GIVEN RECORDS:

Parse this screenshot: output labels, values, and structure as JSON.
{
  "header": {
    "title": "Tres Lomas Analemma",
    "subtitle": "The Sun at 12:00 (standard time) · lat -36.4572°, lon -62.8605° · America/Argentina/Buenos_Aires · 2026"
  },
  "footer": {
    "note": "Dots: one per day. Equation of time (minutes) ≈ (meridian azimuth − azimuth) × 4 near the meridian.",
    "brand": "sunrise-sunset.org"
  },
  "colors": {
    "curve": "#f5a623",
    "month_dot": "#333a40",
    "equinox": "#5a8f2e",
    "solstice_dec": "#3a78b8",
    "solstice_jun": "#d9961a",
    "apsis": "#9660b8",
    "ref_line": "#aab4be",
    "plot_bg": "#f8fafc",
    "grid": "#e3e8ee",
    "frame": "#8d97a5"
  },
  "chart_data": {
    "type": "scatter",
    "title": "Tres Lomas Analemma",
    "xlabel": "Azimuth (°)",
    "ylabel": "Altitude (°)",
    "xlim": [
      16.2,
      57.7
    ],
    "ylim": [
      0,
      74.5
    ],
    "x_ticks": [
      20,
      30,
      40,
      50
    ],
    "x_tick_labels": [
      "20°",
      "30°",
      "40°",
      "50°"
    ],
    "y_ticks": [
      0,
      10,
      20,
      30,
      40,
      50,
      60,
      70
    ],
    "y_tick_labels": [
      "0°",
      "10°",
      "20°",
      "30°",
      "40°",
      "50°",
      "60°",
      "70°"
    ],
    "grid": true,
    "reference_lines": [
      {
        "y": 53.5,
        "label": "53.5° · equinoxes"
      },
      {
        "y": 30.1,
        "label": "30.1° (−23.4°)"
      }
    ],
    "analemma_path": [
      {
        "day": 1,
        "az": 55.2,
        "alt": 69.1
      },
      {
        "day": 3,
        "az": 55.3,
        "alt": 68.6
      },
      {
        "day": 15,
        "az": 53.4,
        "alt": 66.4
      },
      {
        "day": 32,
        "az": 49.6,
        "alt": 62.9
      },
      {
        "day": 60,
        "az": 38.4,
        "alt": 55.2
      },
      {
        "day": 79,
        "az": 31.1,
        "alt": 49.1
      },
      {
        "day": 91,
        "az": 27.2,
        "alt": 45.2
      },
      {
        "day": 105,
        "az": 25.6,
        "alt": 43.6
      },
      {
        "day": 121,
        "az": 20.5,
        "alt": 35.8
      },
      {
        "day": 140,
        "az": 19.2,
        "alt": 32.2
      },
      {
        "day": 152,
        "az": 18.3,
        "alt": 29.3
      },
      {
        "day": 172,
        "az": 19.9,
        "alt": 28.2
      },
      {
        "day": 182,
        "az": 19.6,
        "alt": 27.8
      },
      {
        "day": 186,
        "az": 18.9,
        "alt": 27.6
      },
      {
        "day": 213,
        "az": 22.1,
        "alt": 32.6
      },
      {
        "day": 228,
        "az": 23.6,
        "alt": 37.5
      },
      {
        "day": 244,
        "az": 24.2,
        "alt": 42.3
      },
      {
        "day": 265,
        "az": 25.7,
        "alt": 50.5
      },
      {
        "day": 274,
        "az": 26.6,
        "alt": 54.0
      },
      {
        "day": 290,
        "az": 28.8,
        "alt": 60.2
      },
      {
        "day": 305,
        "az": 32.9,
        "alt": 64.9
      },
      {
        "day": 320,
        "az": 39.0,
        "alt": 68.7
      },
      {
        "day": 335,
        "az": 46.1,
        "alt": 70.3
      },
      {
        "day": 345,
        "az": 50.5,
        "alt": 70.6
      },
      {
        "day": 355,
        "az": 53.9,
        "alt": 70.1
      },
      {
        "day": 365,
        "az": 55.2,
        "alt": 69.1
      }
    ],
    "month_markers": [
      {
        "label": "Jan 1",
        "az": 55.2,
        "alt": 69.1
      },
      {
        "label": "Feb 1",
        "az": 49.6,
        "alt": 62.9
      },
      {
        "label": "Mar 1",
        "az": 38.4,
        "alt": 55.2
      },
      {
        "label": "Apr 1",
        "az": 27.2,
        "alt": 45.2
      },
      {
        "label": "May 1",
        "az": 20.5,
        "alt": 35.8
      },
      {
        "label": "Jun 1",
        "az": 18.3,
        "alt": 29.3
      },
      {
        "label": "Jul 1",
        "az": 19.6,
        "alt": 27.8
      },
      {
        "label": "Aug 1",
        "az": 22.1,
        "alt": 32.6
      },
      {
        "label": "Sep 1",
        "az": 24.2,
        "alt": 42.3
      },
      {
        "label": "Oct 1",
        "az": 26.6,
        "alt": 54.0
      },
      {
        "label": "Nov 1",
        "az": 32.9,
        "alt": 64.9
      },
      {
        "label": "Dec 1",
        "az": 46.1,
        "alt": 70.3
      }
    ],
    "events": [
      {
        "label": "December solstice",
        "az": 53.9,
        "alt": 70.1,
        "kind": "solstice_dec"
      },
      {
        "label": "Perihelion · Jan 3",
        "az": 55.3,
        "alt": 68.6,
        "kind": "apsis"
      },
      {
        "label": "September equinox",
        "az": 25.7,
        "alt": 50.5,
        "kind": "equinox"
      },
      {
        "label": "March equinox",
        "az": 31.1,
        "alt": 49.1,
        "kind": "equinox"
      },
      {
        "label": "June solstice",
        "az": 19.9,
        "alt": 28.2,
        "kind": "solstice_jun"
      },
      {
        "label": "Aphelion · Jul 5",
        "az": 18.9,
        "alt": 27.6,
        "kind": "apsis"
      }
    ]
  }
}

PROBLEM TO SOLVE:
Copy out the whole listing exactly.

REPLY:
Parse this screenshot: output labels, values, and structure as JSON.
{
  "header": {
    "title": "Tres Lomas Analemma",
    "subtitle": "The Sun at 12:00 (standard time) · lat -36.4572°, lon -62.8605° · America/Argentina/Buenos_Aires · 2026"
  },
  "footer": {
    "note": "Dots: one per day. Equation of time (minutes) ≈ (meridian azimuth − azimuth) × 4 near the meridian.",
    "brand": "sunrise-sunset.org"
  },
  "colors": {
    "curve": "#f5a623",
    "month_dot": "#333a40",
    "equinox": "#5a8f2e",
    "solstice_dec": "#3a78b8",
    "solstice_jun": "#d9961a",
    "apsis": "#9660b8",
    "ref_line": "#aab4be",
    "plot_bg": "#f8fafc",
    "grid": "#e3e8ee",
    "frame": "#8d97a5"
  },
  "chart_data": {
    "type": "scatter",
    "title": "Tres Lomas Analemma",
    "xlabel": "Azimuth (°)",
    "ylabel": "Altitude (°)",
    "xlim": [
      16.2,
      57.7
    ],
    "ylim": [
      0,
      74.5
    ],
    "x_ticks": [
      20,
      30,
      40,
      50
    ],
    "x_tick_labels": [
      "20°",
      "30°",
      "40°",
      "50°"
    ],
    "y_ticks": [
      0,
      10,
      20,
      30,
      40,
      50,
      60,
      70
    ],
    "y_tick_labels": [
      "0°",
      "10°",
      "20°",
      "30°",
      "40°",
      "50°",
      "60°",
      "70°"
    ],
    "grid": true,
    "reference_lines": [
      {
        "y": 53.5,
        "label": "53.5° · equinoxes"
      },
      {
        "y": 30.1,
        "label": "30.1° (−23.4°)"
      }
    ],
    "analemma_path": [
      {
        "day": 1,
        "az": 55.2,
        "alt": 69.1
      },
      {
        "day": 3,
        "az": 55.3,
        "alt": 68.6
      },
      {
        "day": 15,
        "az": 53.4,
        "alt": 66.4
      },
      {
        "day": 32,
        "az": 49.6,
        "alt": 62.9
      },
      {
        "day": 60,
        "az": 38.4,
        "alt": 55.2
      },
      {
        "day": 79,
        "az": 31.1,
        "alt": 49.1
      },
      {
        "day": 91,
        "az": 27.2,
        "alt": 45.2
      },
      {
        "day": 105,
        "az": 25.6,
        "alt": 43.6
      },
      {
        "day": 121,
        "az": 20.5,
        "alt": 35.8
      },
      {
        "day": 140,
        "az": 19.2,
        "alt": 32.2
      },
      {
        "day": 152,
        "az": 18.3,
        "alt": 29.3
      },
      {
        "day": 172,
        "az": 19.9,
        "alt": 28.2
      },
      {
        "day": 182,
        "az": 19.6,
        "alt": 27.8
      },
      {
        "day": 186,
        "az": 18.9,
        "alt": 27.6
      },
      {
        "day": 213,
        "az": 22.1,
        "alt": 32.6
      },
      {
        "day": 228,
        "az": 23.6,
        "alt": 37.5
      },
      {
        "day": 244,
        "az": 24.2,
        "alt": 42.3
      },
      {
        "day": 265,
        "az": 25.7,
        "alt": 50.5
      },
      {
        "day": 274,
        "az": 26.6,
        "alt": 54.0
      },
      {
        "day": 290,
        "az": 28.8,
        "alt": 60.2
      },
      {
        "day": 305,
        "az": 32.9,
        "alt": 64.9
      },
      {
        "day": 320,
        "az": 39.0,
        "alt": 68.7
      },
      {
        "day": 335,
        "az": 46.1,
        "alt": 70.3
      },
      {
        "day": 345,
        "az": 50.5,
        "alt": 70.6
      },
      {
        "day": 355,
        "az": 53.9,
        "alt": 70.1
      },
      {
        "day": 365,
        "az": 55.2,
        "alt": 69.1
      }
    ],
    "month_markers": [
      {
        "label": "Jan 1",
        "az": 55.2,
        "alt": 69.1
      },
      {
        "label": "Feb 1",
        "az": 49.6,
        "alt": 62.9
      },
      {
        "label": "Mar 1",
        "az": 38.4,
        "alt": 55.2
      },
      {
        "label": "Apr 1",
        "az": 27.2,
        "alt": 45.2
      },
      {
        "label": "May 1",
        "az": 20.5,
        "alt": 35.8
      },
      {
        "label": "Jun 1",
        "az": 18.3,
        "alt": 29.3
      },
      {
        "label": "Jul 1",
        "az": 19.6,
        "alt": 27.8
      },
      {
        "label": "Aug 1",
        "az": 22.1,
        "alt": 32.6
      },
      {
        "label": "Sep 1",
        "az": 24.2,
        "alt": 42.3
      },
      {
        "label": "Oct 1",
        "az": 26.6,
        "alt": 54.0
      },
      {
        "label": "Nov 1",
        "az": 32.9,
        "alt": 64.9
      },
      {
        "label": "Dec 1",
        "az": 46.1,
        "alt": 70.3
      }
    ],
    "events": [
      {
        "label": "December solstice",
        "az": 53.9,
        "alt": 70.1,
        "kind": "solstice_dec"
      },
      {
        "label": "Perihelion · Jan 3",
        "az": 55.3,
        "alt": 68.6,
        "kind": "apsis"
      },
      {
        "label": "September equinox",
        "az": 25.7,
        "alt": 50.5,
        "kind": "equinox"
      },
      {
        "label": "March equinox",
        "az": 31.1,
        "alt": 49.1,
        "kind": "equinox"
      },
      {
        "label": "June solstice",
        "az": 19.9,
        "alt": 28.2,
        "kind": "solstice_jun"
      },
      {
        "label": "Aphelion · Jul 5",
        "az": 18.9,
        "alt": 27.6,
        "kind": "apsis"
      }
    ]
  }
}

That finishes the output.